### Text shown
BEGIN

After three years of turmoil arising from abuse of jail inmates, the Los Angeles County Board of Supervisors on Tuesday agreed to outside monitoring of nearly all aspects of its jail operation.
The settlement of a class-action lawsuit, known as the Rosas case after the lead plaintiff, caps a period in which reporting in The Times and elsewhere led to hearings and recommendations by a Citizens Commission on Jail Violence, the resignations of Sheriff Lee Baca and Undersheriff Paul Tanaka, an FBI investigation, imprisonment of seven deputies for obstructing that investigation and the election of Sheriff Jim McDonnell.
Compared with those high-profile actions, the lawsuit may be one of the less spectacular results of the department’s breakdown. But it will have important consequences. The settlement imposes a long list of policy directives on the department, covering, among other things, the training of deputies, the use of force, data and complaint tracking, and staffing — all focused on correcting the failures that led to the mistreatment of inmates and to reducing the number of future incidents.
The U.S. Department of Justice is not involved in the suit, but the settlement is in essence a consent decree, similar in some ways to the decree under which the Los Angeles Police Department operated for more than a decade until the middle of last year.
Three monitors will oversee implementation and report to the court on progress. Appointees include Richard Drooyan, who served as chief counsel to the jail violence commission and headed a team that oversaw implementation of that panel’s recommendations. And that’s appropriate; many of the settlement’s directives echo those earlier recommendations, such as keeping an assistant sheriff in charge of the Sheriff’s Department’s custody operations, and preparing and adhering to a manual that details when and how deputies are authorized to use force against inmates.
The other monitors are corrections experts Jeffrey A. Schwartz and Robert P. Houston.
The directives, if implemented properly, should protect inmates from beatings, well-meaning deputies from mismanagement by superiors, and the public pocketbook from some large damage awards. They will play a key role in making Los Angeles County jails humane and safe places to await trials and serve sentences.
But it would be a mistake to see the Rosas settlement as merely the conclusion of an unfortunate three-year period in which the sheriff’s jail operations went off the rails.
The problems in the department were not limited to three years or even to Baca’s full 15-year tenure. On the contrary, Rosas is an outgrowth of a 39-year-old lawsuit known as Rutherford, and monitoring of jail conditions as a result of that case continues today.
That should serve as a sobering reminder that it is not necessarily enough to identify problems and promise to fix them. Such promises have been in place for 40 years, and they resulted from events that have a distressing ring of familiarity today.
In 1991, after several deputy shootings of non-white suspects, the Board of Supervisors convened a panel under the leadership of retired Los Angeles County Superior Court Judge James G. Kolts to investigate the Sheriff’s Department’s handling of excessive force cases. The Kolts Commission found many of the same breakdowns cited 20 years later by the panel that Drooyan served. Supervisors and the sheriff created a special counsel to monitor the department, and an Office of Independent Review to report on the sheriff’s internal investigations. Already in place was a commission charged with monitoring jail conditions. Problems continued to fester.
The culture of deputy violence against inmates — a culture that too often has disregarded the rights and humanity of inmates — is inextricably linked to failures in the operation, management and oversight of the Sheriff’s Department and to the inadequacy of the jail facilities. Ensuring that change in the jails is positive and permanent requires strengthening civilian oversight of the Sheriff’s Department, demolishing and replacing Men’s Central Jail, diverting the mentally ill to treatment when their conditions require care rather than lockup, taking other steps to responsibly reduce the inmate population, and providing the department with adequate resources to operate properly.

END

### Complete the following
a) According to the text about the Los Angeles County jail settlement, who are the two corrections experts named as monitors alongside Richard Drooyan?
b) From the text about the Los Angeles County jail settlement, give again the stretch from "The directives, if" through "off the rails.".
Rely only on the text about the Los Angeles County jail settlement.

### Supplied material
BEGIN

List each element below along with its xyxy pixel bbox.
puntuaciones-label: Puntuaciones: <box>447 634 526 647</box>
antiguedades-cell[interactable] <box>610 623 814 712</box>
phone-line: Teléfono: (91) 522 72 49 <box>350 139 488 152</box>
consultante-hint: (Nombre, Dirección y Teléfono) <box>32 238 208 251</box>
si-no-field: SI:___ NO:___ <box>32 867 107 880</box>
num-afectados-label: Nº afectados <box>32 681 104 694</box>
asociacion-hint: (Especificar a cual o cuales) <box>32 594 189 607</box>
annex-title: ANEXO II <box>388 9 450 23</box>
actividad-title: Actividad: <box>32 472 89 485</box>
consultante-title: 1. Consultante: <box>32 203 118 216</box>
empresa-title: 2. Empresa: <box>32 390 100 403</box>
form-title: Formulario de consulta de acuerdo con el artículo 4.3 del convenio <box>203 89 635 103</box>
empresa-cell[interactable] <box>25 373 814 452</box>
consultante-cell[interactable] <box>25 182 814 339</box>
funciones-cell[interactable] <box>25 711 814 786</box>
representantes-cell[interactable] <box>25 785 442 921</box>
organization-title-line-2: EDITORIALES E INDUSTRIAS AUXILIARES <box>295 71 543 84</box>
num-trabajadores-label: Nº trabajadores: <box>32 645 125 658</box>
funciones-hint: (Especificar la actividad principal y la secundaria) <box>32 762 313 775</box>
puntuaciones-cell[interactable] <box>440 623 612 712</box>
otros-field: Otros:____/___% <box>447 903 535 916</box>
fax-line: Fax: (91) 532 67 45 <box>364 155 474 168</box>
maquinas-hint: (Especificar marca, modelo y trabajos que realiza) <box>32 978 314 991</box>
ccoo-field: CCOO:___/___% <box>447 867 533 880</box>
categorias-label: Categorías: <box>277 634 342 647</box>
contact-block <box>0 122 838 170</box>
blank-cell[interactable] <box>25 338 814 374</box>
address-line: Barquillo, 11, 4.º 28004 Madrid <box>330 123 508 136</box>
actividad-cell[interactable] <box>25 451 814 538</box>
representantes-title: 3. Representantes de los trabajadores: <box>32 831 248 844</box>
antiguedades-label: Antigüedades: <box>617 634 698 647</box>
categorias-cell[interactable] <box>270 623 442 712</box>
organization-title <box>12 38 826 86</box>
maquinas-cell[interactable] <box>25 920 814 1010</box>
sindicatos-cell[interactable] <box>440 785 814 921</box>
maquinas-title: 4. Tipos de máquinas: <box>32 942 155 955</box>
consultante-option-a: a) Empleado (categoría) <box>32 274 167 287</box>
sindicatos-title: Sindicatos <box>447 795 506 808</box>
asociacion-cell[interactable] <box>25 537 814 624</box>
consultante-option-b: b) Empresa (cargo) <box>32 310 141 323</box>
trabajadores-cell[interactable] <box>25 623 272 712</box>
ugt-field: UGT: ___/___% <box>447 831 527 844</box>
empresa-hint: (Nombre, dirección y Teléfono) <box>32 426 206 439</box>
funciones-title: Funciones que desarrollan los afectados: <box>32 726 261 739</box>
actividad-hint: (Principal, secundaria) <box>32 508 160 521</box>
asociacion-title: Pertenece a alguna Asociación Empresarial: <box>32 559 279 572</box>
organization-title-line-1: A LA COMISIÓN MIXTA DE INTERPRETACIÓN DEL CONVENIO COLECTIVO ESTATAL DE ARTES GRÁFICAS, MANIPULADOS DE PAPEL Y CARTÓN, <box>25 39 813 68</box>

END

### Task-by-task solutions
a) Jeffrey A. Schwartz and Robert P. Houston.

b)
The directives, if implemented properly, should protect inmates from beatings, well-meaning deputies from mismanagement by superiors, and the public pocketbook from some large damage awards. They will play a key role in making Los Angeles County jails humane and safe places to await trials and serve sentences.
But it would be a mistake to see the Rosas settlement as merely the conclusion of an unfortunate three-year period in which the sheriff’s jail operations went off the rails.